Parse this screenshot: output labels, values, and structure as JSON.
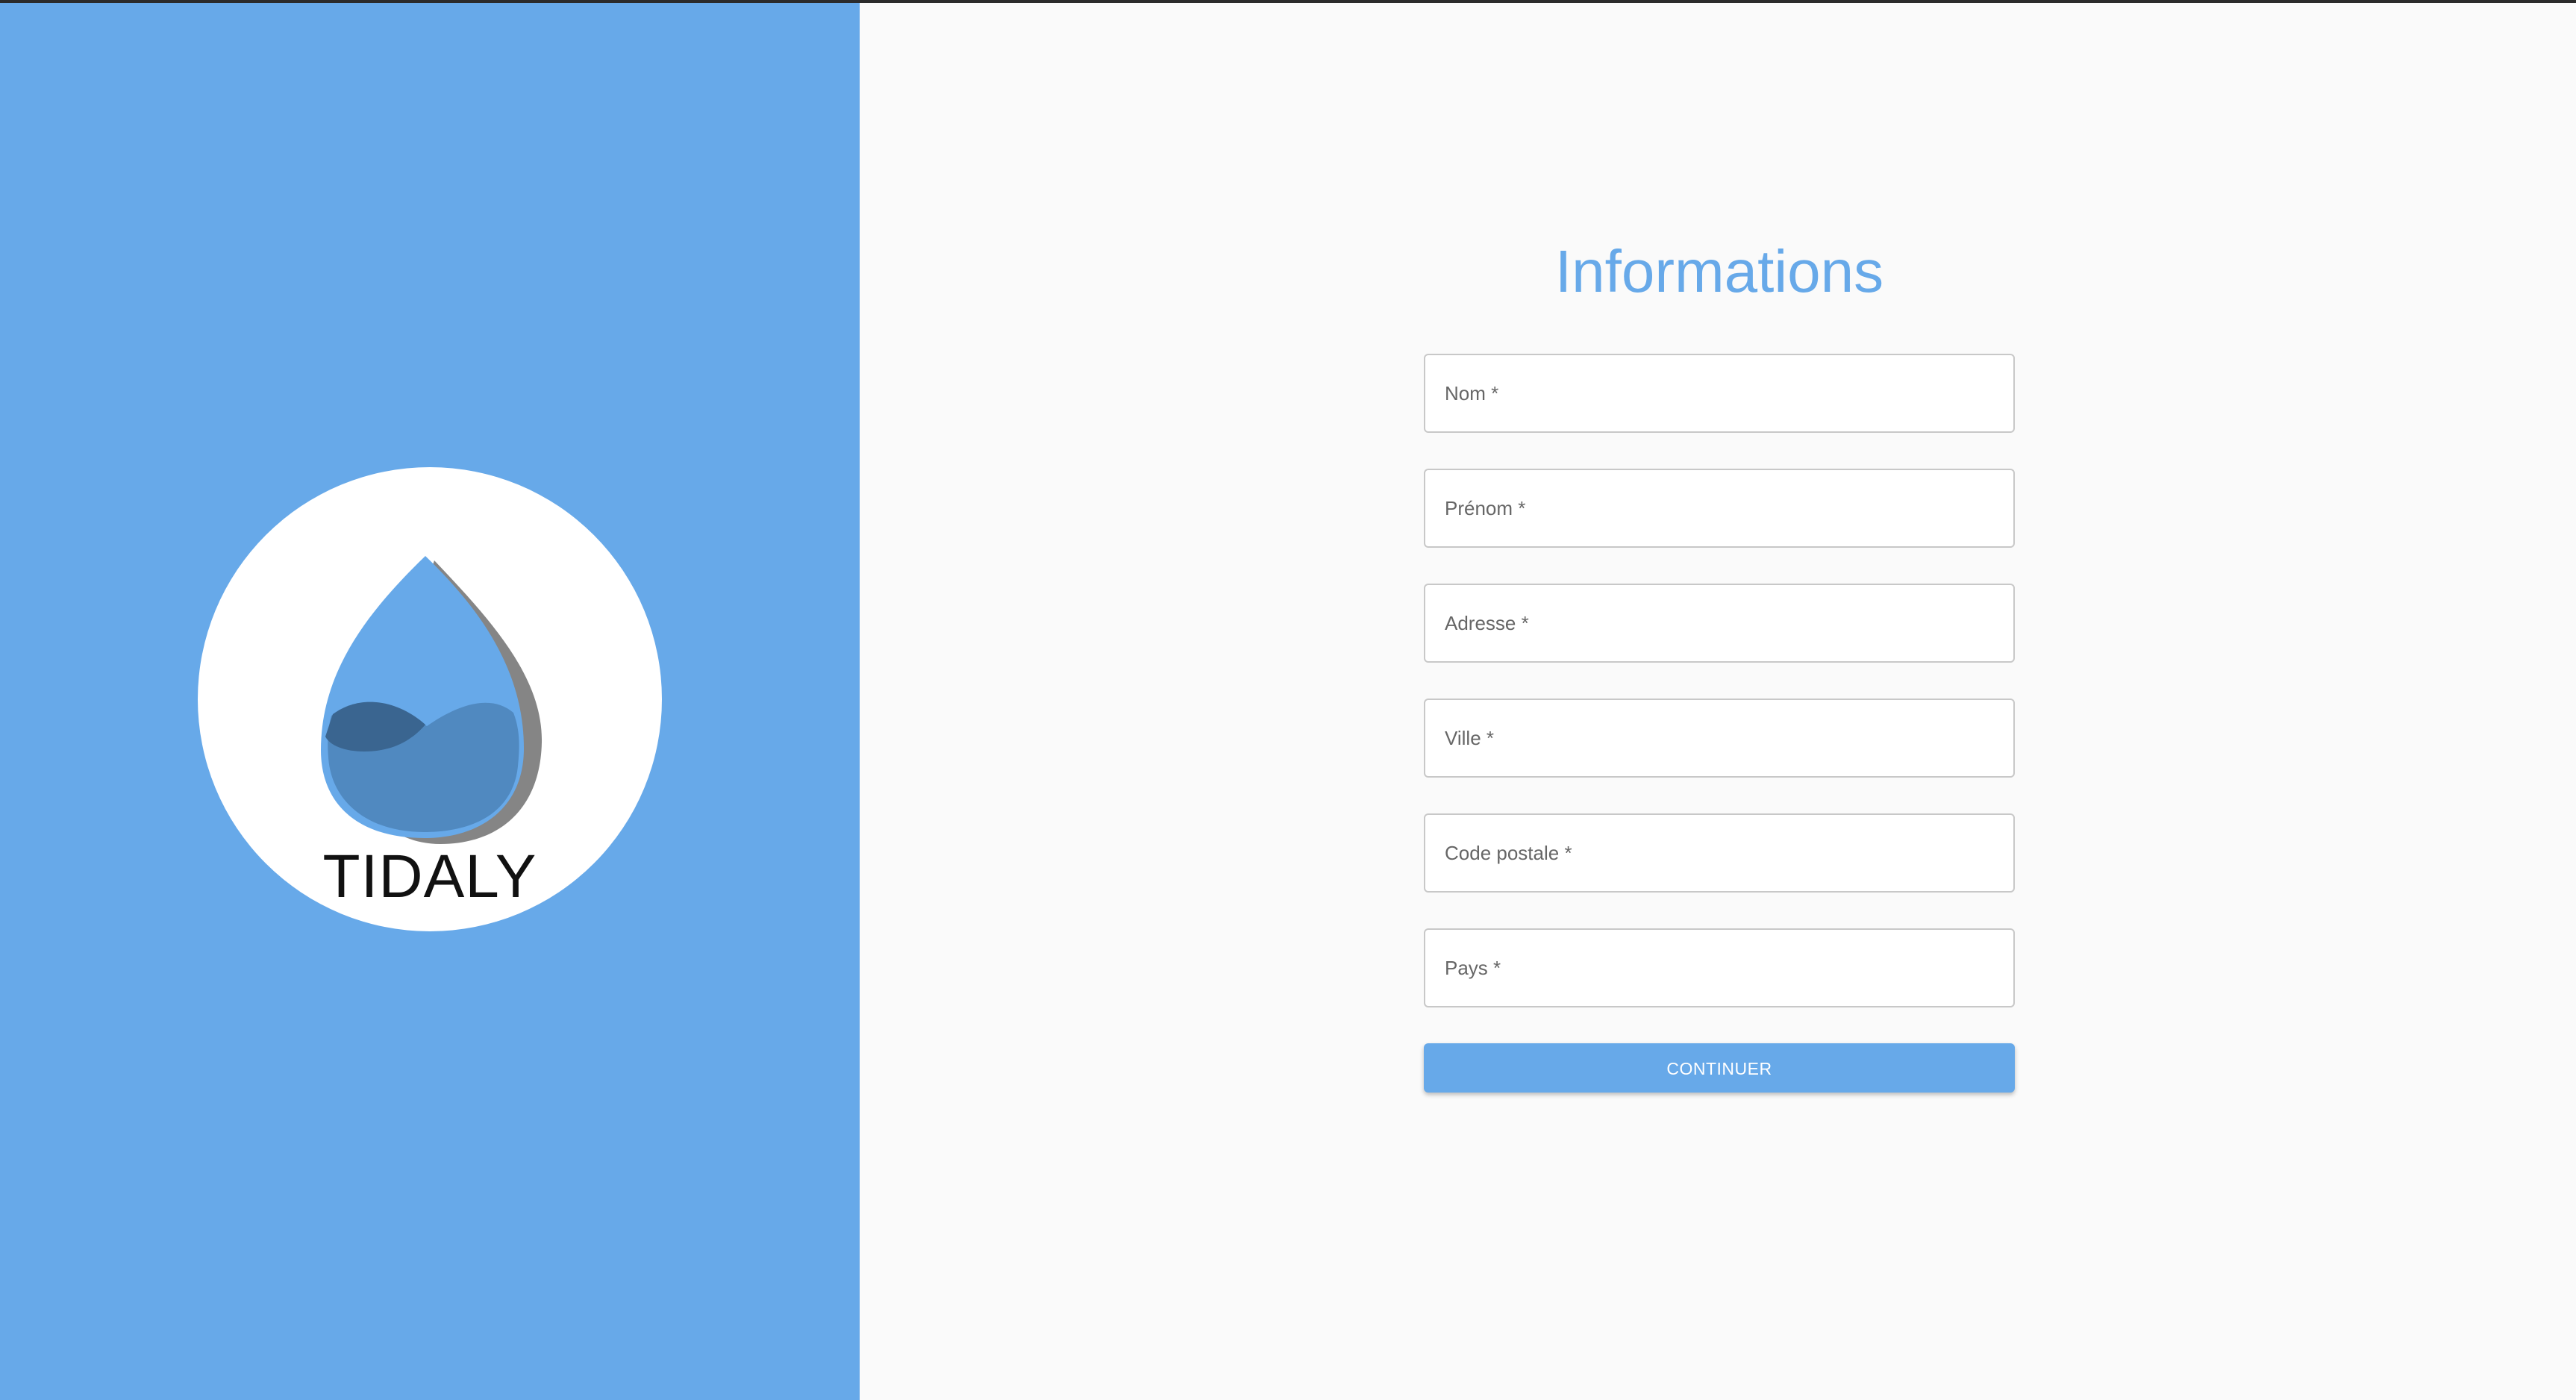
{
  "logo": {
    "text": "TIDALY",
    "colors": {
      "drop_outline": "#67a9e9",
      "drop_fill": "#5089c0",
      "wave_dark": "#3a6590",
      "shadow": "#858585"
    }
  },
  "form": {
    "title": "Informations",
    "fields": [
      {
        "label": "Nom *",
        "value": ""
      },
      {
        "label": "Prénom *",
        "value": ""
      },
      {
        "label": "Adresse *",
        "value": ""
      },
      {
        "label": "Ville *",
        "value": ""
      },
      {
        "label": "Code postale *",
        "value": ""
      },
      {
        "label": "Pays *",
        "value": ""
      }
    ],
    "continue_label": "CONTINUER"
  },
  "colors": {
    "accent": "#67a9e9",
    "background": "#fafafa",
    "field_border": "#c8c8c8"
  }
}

Given problem ▸ Repeat the material above verbatim. Leave the pictures behind.

Result for this task ▸
Parse this screenshot: output labels, values, and structure as JSON.
{
  "logo": {
    "text": "TIDALY",
    "colors": {
      "drop_outline": "#67a9e9",
      "drop_fill": "#5089c0",
      "wave_dark": "#3a6590",
      "shadow": "#858585"
    }
  },
  "form": {
    "title": "Informations",
    "fields": [
      {
        "label": "Nom *",
        "value": ""
      },
      {
        "label": "Prénom *",
        "value": ""
      },
      {
        "label": "Adresse *",
        "value": ""
      },
      {
        "label": "Ville *",
        "value": ""
      },
      {
        "label": "Code postale *",
        "value": ""
      },
      {
        "label": "Pays *",
        "value": ""
      }
    ],
    "continue_label": "CONTINUER"
  },
  "colors": {
    "accent": "#67a9e9",
    "background": "#fafafa",
    "field_border": "#c8c8c8"
  }
}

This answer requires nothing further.